## TASK TO CARRY OUT
Copy out, word for word, the entries starting at the line that contains "song-title: 大地に咲く旋律(Instrumental): [16, 590, 304, 613]" and stopping after the line that contains "signal-icon: [371, 6, 395, 32]". Include both of those lines and nothing else.
= = = =
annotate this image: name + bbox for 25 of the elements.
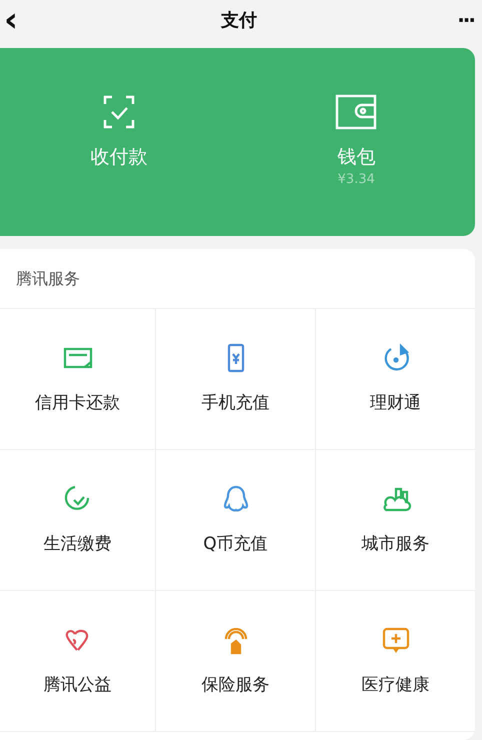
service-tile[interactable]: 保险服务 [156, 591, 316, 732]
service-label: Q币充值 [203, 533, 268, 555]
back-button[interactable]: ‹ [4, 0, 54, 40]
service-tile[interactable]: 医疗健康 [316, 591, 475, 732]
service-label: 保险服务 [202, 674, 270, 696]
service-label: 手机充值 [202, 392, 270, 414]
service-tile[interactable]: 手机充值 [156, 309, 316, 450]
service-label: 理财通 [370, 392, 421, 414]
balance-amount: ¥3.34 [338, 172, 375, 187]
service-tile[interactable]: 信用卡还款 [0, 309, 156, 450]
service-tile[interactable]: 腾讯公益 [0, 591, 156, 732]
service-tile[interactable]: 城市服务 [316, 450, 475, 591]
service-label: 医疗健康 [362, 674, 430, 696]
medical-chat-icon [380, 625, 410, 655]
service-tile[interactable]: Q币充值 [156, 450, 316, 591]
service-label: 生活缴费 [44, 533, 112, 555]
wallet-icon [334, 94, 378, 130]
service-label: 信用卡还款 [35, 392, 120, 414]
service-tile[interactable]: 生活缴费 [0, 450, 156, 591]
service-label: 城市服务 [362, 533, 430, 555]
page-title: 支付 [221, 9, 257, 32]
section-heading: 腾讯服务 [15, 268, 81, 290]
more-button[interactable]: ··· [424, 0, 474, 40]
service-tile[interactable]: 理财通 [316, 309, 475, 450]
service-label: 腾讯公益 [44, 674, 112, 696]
= = = =
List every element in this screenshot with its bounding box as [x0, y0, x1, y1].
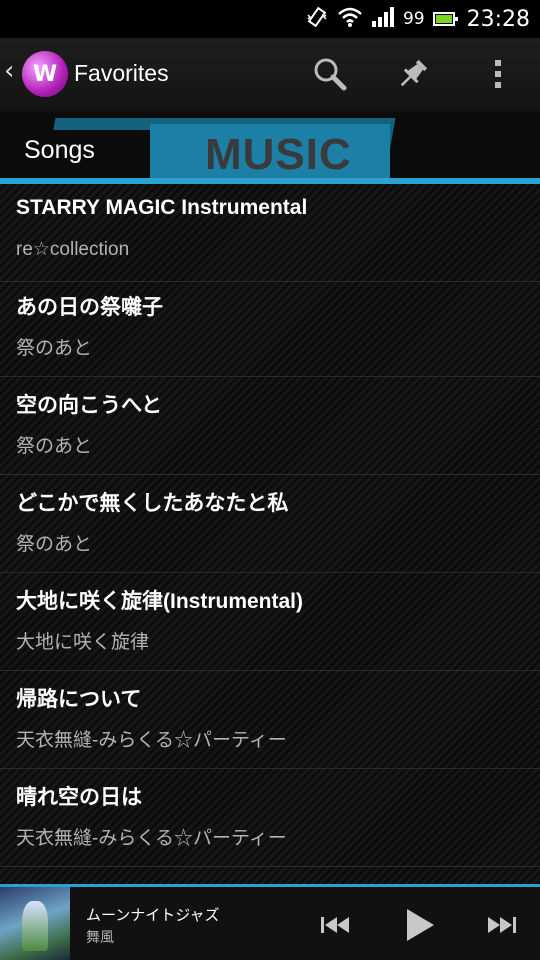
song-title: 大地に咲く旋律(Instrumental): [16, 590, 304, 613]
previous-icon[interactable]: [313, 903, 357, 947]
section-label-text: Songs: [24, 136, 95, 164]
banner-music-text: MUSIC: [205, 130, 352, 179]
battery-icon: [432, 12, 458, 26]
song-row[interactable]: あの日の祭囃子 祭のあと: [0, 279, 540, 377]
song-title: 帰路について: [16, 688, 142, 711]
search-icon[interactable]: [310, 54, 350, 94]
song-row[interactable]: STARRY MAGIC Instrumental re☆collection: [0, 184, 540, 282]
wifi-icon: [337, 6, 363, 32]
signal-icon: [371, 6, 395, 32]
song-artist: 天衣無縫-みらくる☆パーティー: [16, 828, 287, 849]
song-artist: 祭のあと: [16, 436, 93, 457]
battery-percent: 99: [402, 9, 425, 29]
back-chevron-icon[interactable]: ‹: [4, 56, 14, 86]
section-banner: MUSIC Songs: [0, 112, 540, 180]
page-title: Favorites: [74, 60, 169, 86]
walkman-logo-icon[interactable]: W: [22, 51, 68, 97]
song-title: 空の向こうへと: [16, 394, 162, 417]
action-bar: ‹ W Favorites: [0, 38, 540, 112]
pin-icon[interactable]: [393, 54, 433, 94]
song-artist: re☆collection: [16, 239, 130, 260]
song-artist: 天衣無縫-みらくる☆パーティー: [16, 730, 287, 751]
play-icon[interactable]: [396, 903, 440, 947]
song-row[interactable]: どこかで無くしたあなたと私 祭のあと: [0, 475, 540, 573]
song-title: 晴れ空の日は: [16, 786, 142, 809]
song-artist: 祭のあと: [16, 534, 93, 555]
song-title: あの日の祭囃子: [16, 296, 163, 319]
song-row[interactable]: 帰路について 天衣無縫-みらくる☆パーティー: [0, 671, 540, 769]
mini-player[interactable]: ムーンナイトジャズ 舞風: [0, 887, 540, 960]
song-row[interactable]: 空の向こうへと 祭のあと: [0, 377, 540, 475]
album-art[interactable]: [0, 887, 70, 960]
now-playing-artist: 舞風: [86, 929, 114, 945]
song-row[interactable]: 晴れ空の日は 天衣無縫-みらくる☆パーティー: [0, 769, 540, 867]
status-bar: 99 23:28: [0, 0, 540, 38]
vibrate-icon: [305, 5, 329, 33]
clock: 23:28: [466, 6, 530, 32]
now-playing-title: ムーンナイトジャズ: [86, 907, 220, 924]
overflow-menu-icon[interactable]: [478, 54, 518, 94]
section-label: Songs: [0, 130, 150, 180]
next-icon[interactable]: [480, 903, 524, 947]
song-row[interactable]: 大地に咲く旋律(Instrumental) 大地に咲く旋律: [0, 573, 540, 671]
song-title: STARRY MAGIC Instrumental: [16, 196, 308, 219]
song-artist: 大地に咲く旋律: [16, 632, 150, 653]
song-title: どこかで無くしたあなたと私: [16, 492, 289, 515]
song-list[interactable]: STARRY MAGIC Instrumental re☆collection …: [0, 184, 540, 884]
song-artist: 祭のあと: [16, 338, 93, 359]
= = = =
## ANSWER BELOW
song-title: 大地に咲く旋律(Instrumental): [16, 590, 304, 613]
previous-icon[interactable]: [313, 903, 357, 947]
section-label-text: Songs: [24, 136, 95, 164]
banner-music-text: MUSIC: [205, 130, 352, 179]
battery-icon: [432, 12, 458, 26]
song-row[interactable]: あの日の祭囃子 祭のあと: [0, 279, 540, 377]
song-title: 帰路について: [16, 688, 142, 711]
search-icon[interactable]: [310, 54, 350, 94]
song-row[interactable]: STARRY MAGIC Instrumental re☆collection: [0, 184, 540, 282]
wifi-icon: [337, 6, 363, 32]
signal-icon: [371, 6, 395, 32]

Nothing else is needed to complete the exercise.